■ **Problem details**
Every line below must be reproduced exactly. Copy them all.

■ **Records**
----
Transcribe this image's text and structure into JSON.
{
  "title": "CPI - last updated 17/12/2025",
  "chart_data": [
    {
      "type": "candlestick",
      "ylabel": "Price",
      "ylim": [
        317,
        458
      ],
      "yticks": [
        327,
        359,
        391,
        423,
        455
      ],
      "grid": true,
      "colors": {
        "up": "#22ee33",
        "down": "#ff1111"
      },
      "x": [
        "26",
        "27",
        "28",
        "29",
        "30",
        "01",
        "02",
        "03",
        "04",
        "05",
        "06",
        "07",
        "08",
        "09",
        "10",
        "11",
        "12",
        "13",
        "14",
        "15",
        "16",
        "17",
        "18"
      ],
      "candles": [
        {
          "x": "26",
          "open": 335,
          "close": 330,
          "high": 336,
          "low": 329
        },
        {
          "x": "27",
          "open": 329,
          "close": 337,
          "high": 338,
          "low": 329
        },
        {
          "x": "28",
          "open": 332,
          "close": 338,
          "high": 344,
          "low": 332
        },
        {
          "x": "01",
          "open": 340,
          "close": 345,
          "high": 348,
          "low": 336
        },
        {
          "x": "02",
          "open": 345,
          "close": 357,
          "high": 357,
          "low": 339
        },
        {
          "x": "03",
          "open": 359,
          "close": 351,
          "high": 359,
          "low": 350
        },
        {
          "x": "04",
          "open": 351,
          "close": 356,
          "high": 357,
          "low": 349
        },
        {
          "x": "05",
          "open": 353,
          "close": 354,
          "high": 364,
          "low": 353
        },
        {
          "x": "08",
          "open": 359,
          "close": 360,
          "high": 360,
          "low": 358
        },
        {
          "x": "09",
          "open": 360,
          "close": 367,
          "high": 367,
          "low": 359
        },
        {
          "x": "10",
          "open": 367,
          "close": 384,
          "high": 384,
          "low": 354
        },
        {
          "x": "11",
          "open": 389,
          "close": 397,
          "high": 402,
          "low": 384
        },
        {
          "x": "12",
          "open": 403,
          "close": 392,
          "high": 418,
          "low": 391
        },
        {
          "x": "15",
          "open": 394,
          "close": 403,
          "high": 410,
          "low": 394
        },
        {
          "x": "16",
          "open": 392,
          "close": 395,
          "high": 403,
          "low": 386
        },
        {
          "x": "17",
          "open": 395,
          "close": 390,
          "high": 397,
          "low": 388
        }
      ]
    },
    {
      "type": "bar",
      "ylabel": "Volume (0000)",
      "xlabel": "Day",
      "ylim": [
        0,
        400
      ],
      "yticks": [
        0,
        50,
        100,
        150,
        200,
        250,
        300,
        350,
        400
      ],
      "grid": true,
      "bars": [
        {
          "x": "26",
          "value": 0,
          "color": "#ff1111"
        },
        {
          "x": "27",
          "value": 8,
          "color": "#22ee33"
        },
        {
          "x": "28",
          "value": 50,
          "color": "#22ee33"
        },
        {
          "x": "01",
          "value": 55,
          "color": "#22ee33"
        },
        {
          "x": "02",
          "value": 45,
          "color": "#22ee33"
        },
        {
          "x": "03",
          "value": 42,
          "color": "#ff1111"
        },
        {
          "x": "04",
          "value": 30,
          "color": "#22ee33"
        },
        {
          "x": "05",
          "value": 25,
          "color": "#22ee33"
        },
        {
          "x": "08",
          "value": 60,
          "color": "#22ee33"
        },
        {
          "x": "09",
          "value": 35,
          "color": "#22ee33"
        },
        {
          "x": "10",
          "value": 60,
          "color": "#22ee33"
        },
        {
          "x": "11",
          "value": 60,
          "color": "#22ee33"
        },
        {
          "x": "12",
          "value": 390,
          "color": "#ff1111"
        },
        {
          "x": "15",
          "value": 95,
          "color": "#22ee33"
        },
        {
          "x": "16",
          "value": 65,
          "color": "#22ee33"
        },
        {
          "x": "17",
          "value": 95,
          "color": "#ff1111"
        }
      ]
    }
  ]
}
----
■ **Response to this task**
Transcribe this image's text and structure into JSON.
{
  "title": "CPI - last updated 17/12/2025",
  "chart_data": [
    {
      "type": "candlestick",
      "ylabel": "Price",
      "ylim": [
        317,
        458
      ],
      "yticks": [
        327,
        359,
        391,
        423,
        455
      ],
      "grid": true,
      "colors": {
        "up": "#22ee33",
        "down": "#ff1111"
      },
      "x": [
        "26",
        "27",
        "28",
        "29",
        "30",
        "01",
        "02",
        "03",
        "04",
        "05",
        "06",
        "07",
        "08",
        "09",
        "10",
        "11",
        "12",
        "13",
        "14",
        "15",
        "16",
        "17",
        "18"
      ],
      "candles": [
        {
          "x": "26",
          "open": 335,
          "close": 330,
          "high": 336,
          "low": 329
        },
        {
          "x": "27",
          "open": 329,
          "close": 337,
          "high": 338,
          "low": 329
        },
        {
          "x": "28",
          "open": 332,
          "close": 338,
          "high": 344,
          "low": 332
        },
        {
          "x": "01",
          "open": 340,
          "close": 345,
          "high": 348,
          "low": 336
        },
        {
          "x": "02",
          "open": 345,
          "close": 357,
          "high": 357,
          "low": 339
        },
        {
          "x": "03",
          "open": 359,
          "close": 351,
          "high": 359,
          "low": 350
        },
        {
          "x": "04",
          "open": 351,
          "close": 356,
          "high": 357,
          "low": 349
        },
        {
          "x": "05",
          "open": 353,
          "close": 354,
          "high": 364,
          "low": 353
        },
        {
          "x": "08",
          "open": 359,
          "close": 360,
          "high": 360,
          "low": 358
        },
        {
          "x": "09",
          "open": 360,
          "close": 367,
          "high": 367,
          "low": 359
        },
        {
          "x": "10",
          "open": 367,
          "close": 384,
          "high": 384,
          "low": 354
        },
        {
          "x": "11",
          "open": 389,
          "close": 397,
          "high": 402,
          "low": 384
        },
        {
          "x": "12",
          "open": 403,
          "close": 392,
          "high": 418,
          "low": 391
        },
        {
          "x": "15",
          "open": 394,
          "close": 403,
          "high": 410,
          "low": 394
        },
        {
          "x": "16",
          "open": 392,
          "close": 395,
          "high": 403,
          "low": 386
        },
        {
          "x": "17",
          "open": 395,
          "close": 390,
          "high": 397,
          "low": 388
        }
      ]
    },
    {
      "type": "bar",
      "ylabel": "Volume (0000)",
      "xlabel": "Day",
      "ylim": [
        0,
        400
      ],
      "yticks": [
        0,
        50,
        100,
        150,
        200,
        250,
        300,
        350,
        400
      ],
      "grid": true,
      "bars": [
        {
          "x": "26",
          "value": 0,
          "color": "#ff1111"
        },
        {
          "x": "27",
          "value": 8,
          "color": "#22ee33"
        },
        {
          "x": "28",
          "value": 50,
          "color": "#22ee33"
        },
        {
          "x": "01",
          "value": 55,
          "color": "#22ee33"
        },
        {
          "x": "02",
          "value": 45,
          "color": "#22ee33"
        },
        {
          "x": "03",
          "value": 42,
          "color": "#ff1111"
        },
        {
          "x": "04",
          "value": 30,
          "color": "#22ee33"
        },
        {
          "x": "05",
          "value": 25,
          "color": "#22ee33"
        },
        {
          "x": "08",
          "value": 60,
          "color": "#22ee33"
        },
        {
          "x": "09",
          "value": 35,
          "color": "#22ee33"
        },
        {
          "x": "10",
          "value": 60,
          "color": "#22ee33"
        },
        {
          "x": "11",
          "value": 60,
          "color": "#22ee33"
        },
        {
          "x": "12",
          "value": 390,
          "color": "#ff1111"
        },
        {
          "x": "15",
          "value": 95,
          "color": "#22ee33"
        },
        {
          "x": "16",
          "value": 65,
          "color": "#22ee33"
        },
        {
          "x": "17",
          "value": 95,
          "color": "#ff1111"
        }
      ]
    }
  ]
}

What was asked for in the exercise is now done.